=== Problem to solve ===
Could you repeat, word for word, the lines that start with the one containing "y-tick-label: 0 — [25, 276, 32, 290]" and end with the one containing "Detect and localize", including both of those?

====== Working data ======

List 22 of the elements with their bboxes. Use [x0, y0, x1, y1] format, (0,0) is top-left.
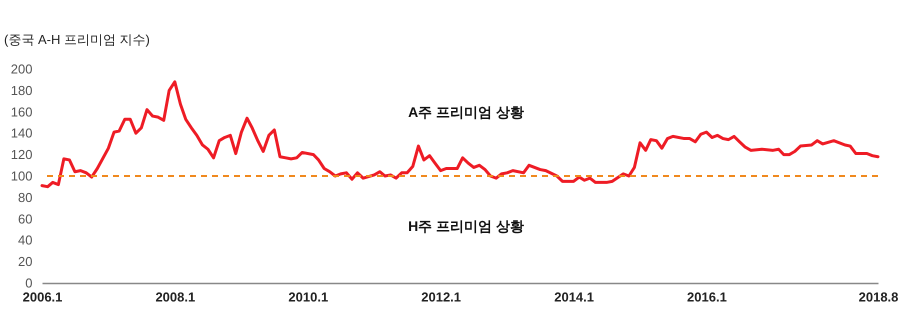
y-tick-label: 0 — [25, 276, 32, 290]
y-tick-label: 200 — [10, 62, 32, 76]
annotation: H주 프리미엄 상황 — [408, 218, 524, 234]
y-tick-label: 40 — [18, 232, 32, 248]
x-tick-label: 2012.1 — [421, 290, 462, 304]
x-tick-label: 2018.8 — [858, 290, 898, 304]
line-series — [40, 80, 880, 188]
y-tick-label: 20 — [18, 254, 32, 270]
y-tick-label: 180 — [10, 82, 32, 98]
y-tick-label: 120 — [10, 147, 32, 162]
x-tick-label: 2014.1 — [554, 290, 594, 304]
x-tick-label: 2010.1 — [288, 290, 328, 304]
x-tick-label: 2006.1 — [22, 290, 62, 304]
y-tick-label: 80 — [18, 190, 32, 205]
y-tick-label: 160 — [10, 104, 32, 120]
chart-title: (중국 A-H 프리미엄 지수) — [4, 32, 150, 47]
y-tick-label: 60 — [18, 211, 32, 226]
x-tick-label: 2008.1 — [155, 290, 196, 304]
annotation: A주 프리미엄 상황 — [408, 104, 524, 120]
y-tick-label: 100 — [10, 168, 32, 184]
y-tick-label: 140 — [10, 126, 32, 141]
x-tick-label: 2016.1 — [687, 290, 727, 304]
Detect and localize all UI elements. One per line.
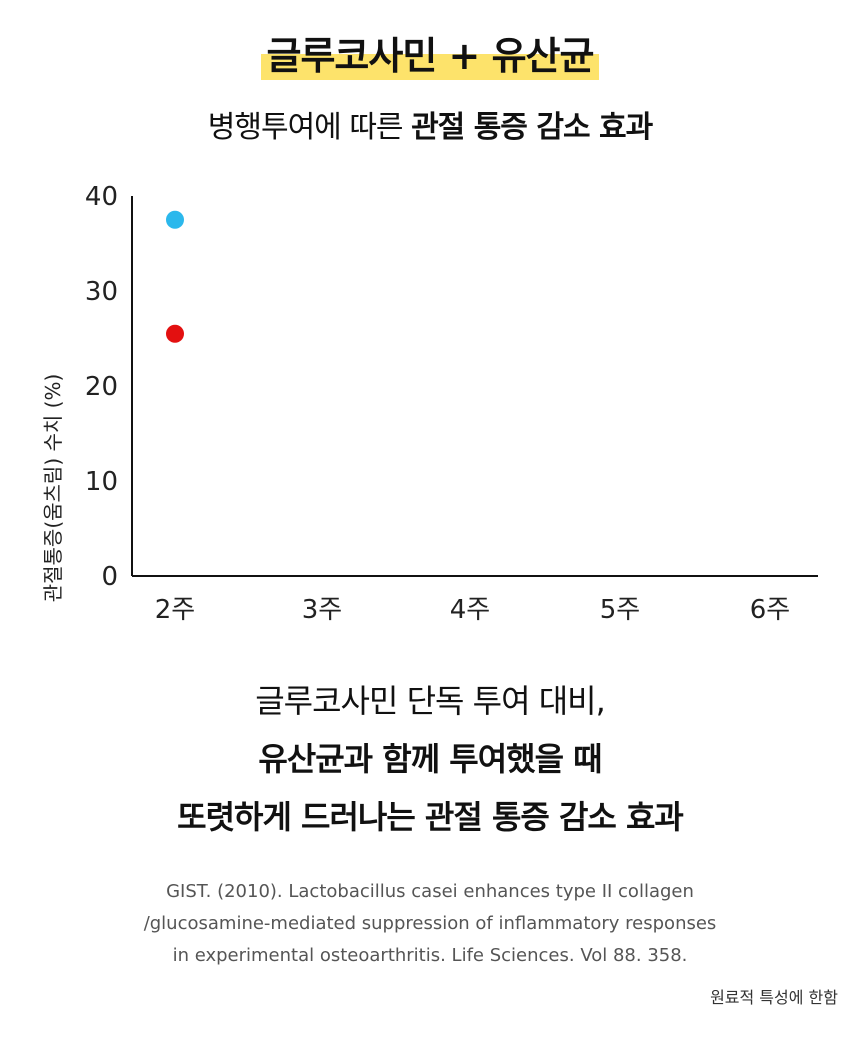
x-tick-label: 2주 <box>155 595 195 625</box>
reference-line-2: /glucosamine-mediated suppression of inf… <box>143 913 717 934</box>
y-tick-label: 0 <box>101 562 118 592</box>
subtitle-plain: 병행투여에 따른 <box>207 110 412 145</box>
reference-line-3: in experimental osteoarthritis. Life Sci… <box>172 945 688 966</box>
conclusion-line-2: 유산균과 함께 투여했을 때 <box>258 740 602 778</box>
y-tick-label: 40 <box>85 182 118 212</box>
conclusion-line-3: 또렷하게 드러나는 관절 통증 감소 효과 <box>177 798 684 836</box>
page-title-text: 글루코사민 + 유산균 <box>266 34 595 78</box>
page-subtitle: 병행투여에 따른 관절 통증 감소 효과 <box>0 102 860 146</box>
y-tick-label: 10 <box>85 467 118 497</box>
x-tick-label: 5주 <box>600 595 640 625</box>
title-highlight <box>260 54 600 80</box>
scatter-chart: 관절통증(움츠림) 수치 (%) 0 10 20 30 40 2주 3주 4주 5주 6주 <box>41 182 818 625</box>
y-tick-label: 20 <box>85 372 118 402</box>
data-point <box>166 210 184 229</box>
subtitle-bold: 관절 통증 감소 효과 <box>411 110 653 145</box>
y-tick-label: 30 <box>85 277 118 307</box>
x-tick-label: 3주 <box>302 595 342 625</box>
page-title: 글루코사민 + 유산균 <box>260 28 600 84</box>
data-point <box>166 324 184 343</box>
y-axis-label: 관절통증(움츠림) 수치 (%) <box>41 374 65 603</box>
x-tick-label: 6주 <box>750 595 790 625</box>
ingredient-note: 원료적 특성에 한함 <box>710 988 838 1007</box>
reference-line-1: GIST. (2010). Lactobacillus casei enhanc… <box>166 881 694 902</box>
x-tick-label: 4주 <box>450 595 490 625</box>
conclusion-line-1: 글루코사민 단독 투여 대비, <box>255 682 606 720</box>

======

=== Response to this exercise ===
y-tick-label: 0 — [25, 276, 32, 290]
y-tick-label: 200 — [10, 62, 32, 76]
annotation: H주 프리미엄 상황 — [408, 218, 524, 234]
y-tick-label: 40 — [18, 232, 32, 248]
x-tick-label: 2012.1 — [421, 290, 462, 304]
x-tick-label: 2018.8 — [858, 290, 898, 304]
line-series — [40, 80, 880, 188]
y-tick-label: 20 — [18, 254, 32, 270]
y-tick-label: 180 — [10, 82, 32, 98]
y-tick-label: 120 — [10, 147, 32, 162]
x-tick-label: 2014.1 — [554, 290, 594, 304]
x-tick-label: 2010.1 — [288, 290, 328, 304]
x-tick-label: 2006.1 — [22, 290, 62, 304]
y-tick-label: 80 — [18, 190, 32, 205]
y-tick-label: 160 — [10, 104, 32, 120]
chart-title: (중국 A-H 프리미엄 지수) — [4, 32, 150, 47]
y-tick-label: 60 — [18, 211, 32, 226]
x-tick-label: 2008.1 — [155, 290, 196, 304]
annotation: A주 프리미엄 상황 — [408, 104, 524, 120]
y-tick-label: 100 — [10, 168, 32, 184]
y-tick-label: 140 — [10, 126, 32, 141]
x-tick-label: 2016.1 — [687, 290, 727, 304]
Detect and localize all UI elements. One per line.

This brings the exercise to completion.